> [Work required]
Go through the records and give each one again exactly.
····················
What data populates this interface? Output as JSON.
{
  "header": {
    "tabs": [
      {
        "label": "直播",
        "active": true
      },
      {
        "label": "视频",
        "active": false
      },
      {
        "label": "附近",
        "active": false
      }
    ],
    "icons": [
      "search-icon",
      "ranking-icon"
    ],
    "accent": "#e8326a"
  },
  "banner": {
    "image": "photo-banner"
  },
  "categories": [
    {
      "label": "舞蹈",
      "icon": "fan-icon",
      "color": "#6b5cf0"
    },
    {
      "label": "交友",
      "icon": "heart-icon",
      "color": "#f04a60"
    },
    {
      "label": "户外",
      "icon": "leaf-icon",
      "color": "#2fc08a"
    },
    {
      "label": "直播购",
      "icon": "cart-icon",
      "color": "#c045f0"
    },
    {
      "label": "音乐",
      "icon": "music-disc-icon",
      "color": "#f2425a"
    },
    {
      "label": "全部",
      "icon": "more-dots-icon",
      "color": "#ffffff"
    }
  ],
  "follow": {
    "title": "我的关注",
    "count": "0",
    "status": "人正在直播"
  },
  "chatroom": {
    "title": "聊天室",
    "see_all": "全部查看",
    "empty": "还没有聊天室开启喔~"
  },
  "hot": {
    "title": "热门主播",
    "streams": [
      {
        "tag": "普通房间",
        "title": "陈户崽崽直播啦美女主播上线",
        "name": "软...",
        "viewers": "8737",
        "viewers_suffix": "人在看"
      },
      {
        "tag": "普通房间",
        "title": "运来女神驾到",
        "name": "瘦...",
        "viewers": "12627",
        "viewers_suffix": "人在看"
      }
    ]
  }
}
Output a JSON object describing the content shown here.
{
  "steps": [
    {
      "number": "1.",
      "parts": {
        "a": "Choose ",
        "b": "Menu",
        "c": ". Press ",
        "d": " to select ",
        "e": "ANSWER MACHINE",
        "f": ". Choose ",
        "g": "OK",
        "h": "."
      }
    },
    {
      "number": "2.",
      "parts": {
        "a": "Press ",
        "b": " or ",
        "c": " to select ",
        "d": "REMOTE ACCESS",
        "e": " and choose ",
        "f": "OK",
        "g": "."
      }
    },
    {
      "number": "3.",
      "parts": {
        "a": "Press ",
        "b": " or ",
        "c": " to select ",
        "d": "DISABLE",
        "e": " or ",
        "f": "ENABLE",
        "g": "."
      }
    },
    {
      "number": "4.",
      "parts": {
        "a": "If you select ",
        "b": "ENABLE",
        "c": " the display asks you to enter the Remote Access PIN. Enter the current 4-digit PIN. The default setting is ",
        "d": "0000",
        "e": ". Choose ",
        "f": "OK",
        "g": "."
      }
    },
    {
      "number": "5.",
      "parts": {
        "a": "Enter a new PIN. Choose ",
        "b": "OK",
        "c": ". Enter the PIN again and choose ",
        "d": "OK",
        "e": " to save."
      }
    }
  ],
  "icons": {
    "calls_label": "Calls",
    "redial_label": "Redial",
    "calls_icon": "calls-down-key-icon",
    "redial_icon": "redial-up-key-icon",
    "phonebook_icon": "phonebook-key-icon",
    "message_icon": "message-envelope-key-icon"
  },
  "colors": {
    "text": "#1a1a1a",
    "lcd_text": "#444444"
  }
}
····················
> [Written response]
What data populates this interface? Output as JSON.
{
  "header": {
    "tabs": [
      {
        "label": "直播",
        "active": true
      },
      {
        "label": "视频",
        "active": false
      },
      {
        "label": "附近",
        "active": false
      }
    ],
    "icons": [
      "search-icon",
      "ranking-icon"
    ],
    "accent": "#e8326a"
  },
  "banner": {
    "image": "photo-banner"
  },
  "categories": [
    {
      "label": "舞蹈",
      "icon": "fan-icon",
      "color": "#6b5cf0"
    },
    {
      "label": "交友",
      "icon": "heart-icon",
      "color": "#f04a60"
    },
    {
      "label": "户外",
      "icon": "leaf-icon",
      "color": "#2fc08a"
    },
    {
      "label": "直播购",
      "icon": "cart-icon",
      "color": "#c045f0"
    },
    {
      "label": "音乐",
      "icon": "music-disc-icon",
      "color": "#f2425a"
    },
    {
      "label": "全部",
      "icon": "more-dots-icon",
      "color": "#ffffff"
    }
  ],
  "follow": {
    "title": "我的关注",
    "count": "0",
    "status": "人正在直播"
  },
  "chatroom": {
    "title": "聊天室",
    "see_all": "全部查看",
    "empty": "还没有聊天室开启喔~"
  },
  "hot": {
    "title": "热门主播",
    "streams": [
      {
        "tag": "普通房间",
        "title": "陈户崽崽直播啦美女主播上线",
        "name": "软...",
        "viewers": "8737",
        "viewers_suffix": "人在看"
      },
      {
        "tag": "普通房间",
        "title": "运来女神驾到",
        "name": "瘦...",
        "viewers": "12627",
        "viewers_suffix": "人在看"
      }
    ]
  }
}
Output a JSON object describing the content shown here.
{
  "steps": [
    {
      "number": "1.",
      "parts": {
        "a": "Choose ",
        "b": "Menu",
        "c": ". Press ",
        "d": " to select ",
        "e": "ANSWER MACHINE",
        "f": ". Choose ",
        "g": "OK",
        "h": "."
      }
    },
    {
      "number": "2.",
      "parts": {
        "a": "Press ",
        "b": " or ",
        "c": " to select ",
        "d": "REMOTE ACCESS",
        "e": " and choose ",
        "f": "OK",
        "g": "."
      }
    },
    {
      "number": "3.",
      "parts": {
        "a": "Press ",
        "b": " or ",
        "c": " to select ",
        "d": "DISABLE",
        "e": " or ",
        "f": "ENABLE",
        "g": "."
      }
    },
    {
      "number": "4.",
      "parts": {
        "a": "If you select ",
        "b": "ENABLE",
        "c": " the display asks you to enter the Remote Access PIN. Enter the current 4-digit PIN. The default setting is ",
        "d": "0000",
        "e": ". Choose ",
        "f": "OK",
        "g": "."
      }
    },
    {
      "number": "5.",
      "parts": {
        "a": "Enter a new PIN. Choose ",
        "b": "OK",
        "c": ". Enter the PIN again and choose ",
        "d": "OK",
        "e": " to save."
      }
    }
  ],
  "icons": {
    "calls_label": "Calls",
    "redial_label": "Redial",
    "calls_icon": "calls-down-key-icon",
    "redial_icon": "redial-up-key-icon",
    "phonebook_icon": "phonebook-key-icon",
    "message_icon": "message-envelope-key-icon"
  },
  "colors": {
    "text": "#1a1a1a",
    "lcd_text": "#444444"
  }
}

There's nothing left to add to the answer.